═══ Data to process ═══

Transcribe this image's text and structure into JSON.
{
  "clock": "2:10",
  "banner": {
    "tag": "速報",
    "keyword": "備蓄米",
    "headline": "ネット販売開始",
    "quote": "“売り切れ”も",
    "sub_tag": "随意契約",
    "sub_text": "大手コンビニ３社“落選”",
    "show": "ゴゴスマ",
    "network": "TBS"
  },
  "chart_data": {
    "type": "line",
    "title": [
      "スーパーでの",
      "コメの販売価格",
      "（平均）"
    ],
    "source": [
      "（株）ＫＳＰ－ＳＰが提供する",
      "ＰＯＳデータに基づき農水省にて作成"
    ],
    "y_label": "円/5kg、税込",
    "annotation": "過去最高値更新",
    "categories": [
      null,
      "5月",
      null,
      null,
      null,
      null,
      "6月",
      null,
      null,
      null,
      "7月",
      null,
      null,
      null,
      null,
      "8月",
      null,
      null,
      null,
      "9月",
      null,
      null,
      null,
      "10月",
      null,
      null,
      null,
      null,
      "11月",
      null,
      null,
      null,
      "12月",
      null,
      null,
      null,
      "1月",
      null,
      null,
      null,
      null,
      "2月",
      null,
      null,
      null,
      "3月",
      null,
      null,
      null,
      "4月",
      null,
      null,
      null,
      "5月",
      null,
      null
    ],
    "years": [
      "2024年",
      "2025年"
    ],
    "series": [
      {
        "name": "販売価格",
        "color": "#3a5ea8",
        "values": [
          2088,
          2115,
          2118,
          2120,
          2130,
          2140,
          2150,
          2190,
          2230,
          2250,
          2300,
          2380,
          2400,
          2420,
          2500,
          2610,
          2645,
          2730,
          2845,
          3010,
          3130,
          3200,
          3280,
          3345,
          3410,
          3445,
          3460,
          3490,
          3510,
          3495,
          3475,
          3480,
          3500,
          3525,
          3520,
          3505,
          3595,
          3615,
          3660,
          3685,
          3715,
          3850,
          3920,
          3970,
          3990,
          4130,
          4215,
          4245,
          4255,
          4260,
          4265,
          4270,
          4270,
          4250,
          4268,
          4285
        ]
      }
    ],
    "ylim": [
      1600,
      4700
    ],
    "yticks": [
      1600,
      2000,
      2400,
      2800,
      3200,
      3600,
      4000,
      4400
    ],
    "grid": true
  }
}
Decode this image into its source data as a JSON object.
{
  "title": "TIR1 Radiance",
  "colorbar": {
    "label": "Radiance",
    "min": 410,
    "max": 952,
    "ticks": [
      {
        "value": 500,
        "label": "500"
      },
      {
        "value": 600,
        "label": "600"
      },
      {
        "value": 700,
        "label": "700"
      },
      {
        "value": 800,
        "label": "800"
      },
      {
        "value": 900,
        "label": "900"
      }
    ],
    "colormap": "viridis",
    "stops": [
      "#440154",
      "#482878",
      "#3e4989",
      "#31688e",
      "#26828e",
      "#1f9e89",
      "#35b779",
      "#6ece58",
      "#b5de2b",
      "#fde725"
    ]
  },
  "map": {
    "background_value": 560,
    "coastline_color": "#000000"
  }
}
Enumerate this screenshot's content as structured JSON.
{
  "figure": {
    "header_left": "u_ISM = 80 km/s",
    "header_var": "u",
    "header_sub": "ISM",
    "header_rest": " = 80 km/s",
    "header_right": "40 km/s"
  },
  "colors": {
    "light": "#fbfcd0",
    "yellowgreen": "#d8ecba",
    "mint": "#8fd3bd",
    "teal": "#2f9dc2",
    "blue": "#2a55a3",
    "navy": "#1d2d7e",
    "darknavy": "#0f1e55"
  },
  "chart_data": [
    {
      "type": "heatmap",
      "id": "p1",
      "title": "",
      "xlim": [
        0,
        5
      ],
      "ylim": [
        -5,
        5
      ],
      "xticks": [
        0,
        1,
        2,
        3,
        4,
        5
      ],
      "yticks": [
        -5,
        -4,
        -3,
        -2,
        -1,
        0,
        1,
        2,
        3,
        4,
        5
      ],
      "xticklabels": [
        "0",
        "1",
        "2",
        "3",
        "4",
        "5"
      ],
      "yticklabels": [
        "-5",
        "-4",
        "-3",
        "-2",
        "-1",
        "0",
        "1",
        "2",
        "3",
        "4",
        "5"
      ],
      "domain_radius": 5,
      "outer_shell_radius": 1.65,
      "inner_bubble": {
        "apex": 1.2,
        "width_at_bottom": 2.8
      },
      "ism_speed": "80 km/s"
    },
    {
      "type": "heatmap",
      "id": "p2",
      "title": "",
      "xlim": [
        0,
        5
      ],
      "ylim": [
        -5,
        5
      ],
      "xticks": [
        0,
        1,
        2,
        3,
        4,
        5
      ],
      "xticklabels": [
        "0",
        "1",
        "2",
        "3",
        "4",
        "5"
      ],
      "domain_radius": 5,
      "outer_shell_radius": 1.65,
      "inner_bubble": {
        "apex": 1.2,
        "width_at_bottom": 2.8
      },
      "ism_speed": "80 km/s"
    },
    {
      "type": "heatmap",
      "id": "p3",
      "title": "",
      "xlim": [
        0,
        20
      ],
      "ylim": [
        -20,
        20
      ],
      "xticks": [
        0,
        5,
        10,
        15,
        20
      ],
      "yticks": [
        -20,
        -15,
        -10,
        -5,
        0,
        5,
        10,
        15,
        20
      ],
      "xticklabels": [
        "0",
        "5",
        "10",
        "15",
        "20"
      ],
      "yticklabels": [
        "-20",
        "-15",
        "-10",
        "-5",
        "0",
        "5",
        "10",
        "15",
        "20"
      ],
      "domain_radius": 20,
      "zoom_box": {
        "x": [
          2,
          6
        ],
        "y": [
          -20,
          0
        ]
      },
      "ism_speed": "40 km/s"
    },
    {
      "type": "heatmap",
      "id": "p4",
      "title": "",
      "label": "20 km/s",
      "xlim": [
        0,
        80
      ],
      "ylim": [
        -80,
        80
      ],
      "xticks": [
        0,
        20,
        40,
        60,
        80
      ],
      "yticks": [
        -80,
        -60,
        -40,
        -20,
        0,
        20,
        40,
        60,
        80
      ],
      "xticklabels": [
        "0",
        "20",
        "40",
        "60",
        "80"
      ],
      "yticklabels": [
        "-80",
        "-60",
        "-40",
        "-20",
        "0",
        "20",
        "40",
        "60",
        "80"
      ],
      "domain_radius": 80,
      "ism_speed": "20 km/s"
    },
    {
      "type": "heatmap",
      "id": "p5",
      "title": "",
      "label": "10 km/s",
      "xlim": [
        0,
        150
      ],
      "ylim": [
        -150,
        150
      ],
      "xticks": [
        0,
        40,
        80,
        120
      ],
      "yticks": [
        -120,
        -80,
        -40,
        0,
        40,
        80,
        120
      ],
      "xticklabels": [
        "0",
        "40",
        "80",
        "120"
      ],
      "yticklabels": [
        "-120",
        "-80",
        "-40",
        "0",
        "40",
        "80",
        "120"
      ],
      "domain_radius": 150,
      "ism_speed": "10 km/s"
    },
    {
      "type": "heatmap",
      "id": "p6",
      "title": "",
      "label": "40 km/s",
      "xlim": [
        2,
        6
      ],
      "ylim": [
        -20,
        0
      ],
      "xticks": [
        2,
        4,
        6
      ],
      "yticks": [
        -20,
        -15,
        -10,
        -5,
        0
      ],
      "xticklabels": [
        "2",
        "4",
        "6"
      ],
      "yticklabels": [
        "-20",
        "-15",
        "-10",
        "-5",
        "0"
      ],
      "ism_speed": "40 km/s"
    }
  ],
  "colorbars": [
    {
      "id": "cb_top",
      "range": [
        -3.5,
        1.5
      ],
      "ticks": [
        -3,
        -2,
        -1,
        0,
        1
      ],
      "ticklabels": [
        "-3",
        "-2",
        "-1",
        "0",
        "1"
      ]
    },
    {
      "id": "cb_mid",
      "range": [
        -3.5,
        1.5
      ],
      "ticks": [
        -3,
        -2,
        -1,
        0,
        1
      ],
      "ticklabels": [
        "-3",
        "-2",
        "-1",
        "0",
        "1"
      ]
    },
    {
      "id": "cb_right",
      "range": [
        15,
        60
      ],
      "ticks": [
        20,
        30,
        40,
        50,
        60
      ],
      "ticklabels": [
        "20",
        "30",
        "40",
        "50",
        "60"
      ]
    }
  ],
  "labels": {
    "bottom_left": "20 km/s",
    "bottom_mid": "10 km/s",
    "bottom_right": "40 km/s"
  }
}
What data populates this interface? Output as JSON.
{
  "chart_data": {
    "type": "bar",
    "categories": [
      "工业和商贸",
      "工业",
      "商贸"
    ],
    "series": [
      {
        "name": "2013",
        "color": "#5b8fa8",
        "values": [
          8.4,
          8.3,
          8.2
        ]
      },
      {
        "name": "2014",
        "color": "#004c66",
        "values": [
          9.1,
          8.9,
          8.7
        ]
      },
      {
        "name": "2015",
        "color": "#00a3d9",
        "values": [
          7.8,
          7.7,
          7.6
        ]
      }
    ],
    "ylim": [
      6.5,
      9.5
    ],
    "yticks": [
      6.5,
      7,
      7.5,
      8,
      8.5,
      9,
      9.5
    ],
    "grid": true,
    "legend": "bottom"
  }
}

═══

(Set exercise) Nothing but the lines from the line with "What data populates" to the last line of the listing above should appear; please retype them exactly, both ends included.

(Solution)
What data populates this interface? Output as JSON.
{
  "chart_data": {
    "type": "bar",
    "categories": [
      "工业和商贸",
      "工业",
      "商贸"
    ],
    "series": [
      {
        "name": "2013",
        "color": "#5b8fa8",
        "values": [
          8.4,
          8.3,
          8.2
        ]
      },
      {
        "name": "2014",
        "color": "#004c66",
        "values": [
          9.1,
          8.9,
          8.7
        ]
      },
      {
        "name": "2015",
        "color": "#00a3d9",
        "values": [
          7.8,
          7.7,
          7.6
        ]
      }
    ],
    "ylim": [
      6.5,
      9.5
    ],
    "yticks": [
      6.5,
      7,
      7.5,
      8,
      8.5,
      9,
      9.5
    ],
    "grid": true,
    "legend": "bottom"
  }
}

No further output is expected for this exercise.